Dataset records:
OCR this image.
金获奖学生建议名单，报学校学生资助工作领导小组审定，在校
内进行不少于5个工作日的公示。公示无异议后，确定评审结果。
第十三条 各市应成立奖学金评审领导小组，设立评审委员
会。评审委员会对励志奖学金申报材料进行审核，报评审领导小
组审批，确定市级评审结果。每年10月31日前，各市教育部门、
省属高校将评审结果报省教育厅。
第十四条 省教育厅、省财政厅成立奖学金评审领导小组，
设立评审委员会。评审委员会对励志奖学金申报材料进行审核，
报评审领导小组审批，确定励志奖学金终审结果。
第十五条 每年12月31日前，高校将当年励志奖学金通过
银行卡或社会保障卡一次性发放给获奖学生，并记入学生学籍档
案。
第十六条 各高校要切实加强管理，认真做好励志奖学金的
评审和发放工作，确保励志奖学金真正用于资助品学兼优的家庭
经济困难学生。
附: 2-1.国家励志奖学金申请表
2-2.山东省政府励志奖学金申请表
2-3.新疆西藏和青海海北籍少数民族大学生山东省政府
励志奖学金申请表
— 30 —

WHAT THE TASK ASKS: Set down the listing above in full, please, exactly as it appears.

RESULT FOR THIS EXERCISE:
OCR this image.
金获奖学生建议名单，报学校学生资助工作领导小组审定，在校
内进行不少于5个工作日的公示。公示无异议后，确定评审结果。
第十三条 各市应成立奖学金评审领导小组，设立评审委员
会。评审委员会对励志奖学金申报材料进行审核，报评审领导小
组审批，确定市级评审结果。每年10月31日前，各市教育部门、
省属高校将评审结果报省教育厅。
第十四条 省教育厅、省财政厅成立奖学金评审领导小组，
设立评审委员会。评审委员会对励志奖学金申报材料进行审核，
报评审领导小组审批，确定励志奖学金终审结果。
第十五条 每年12月31日前，高校将当年励志奖学金通过
银行卡或社会保障卡一次性发放给获奖学生，并记入学生学籍档
案。
第十六条 各高校要切实加强管理，认真做好励志奖学金的
评审和发放工作，确保励志奖学金真正用于资助品学兼优的家庭
经济困难学生。
附: 2-1.国家励志奖学金申请表
2-2.山东省政府励志奖学金申请表
2-3.新疆西藏和青海海北籍少数民族大学生山东省政府
励志奖学金申请表
— 30 —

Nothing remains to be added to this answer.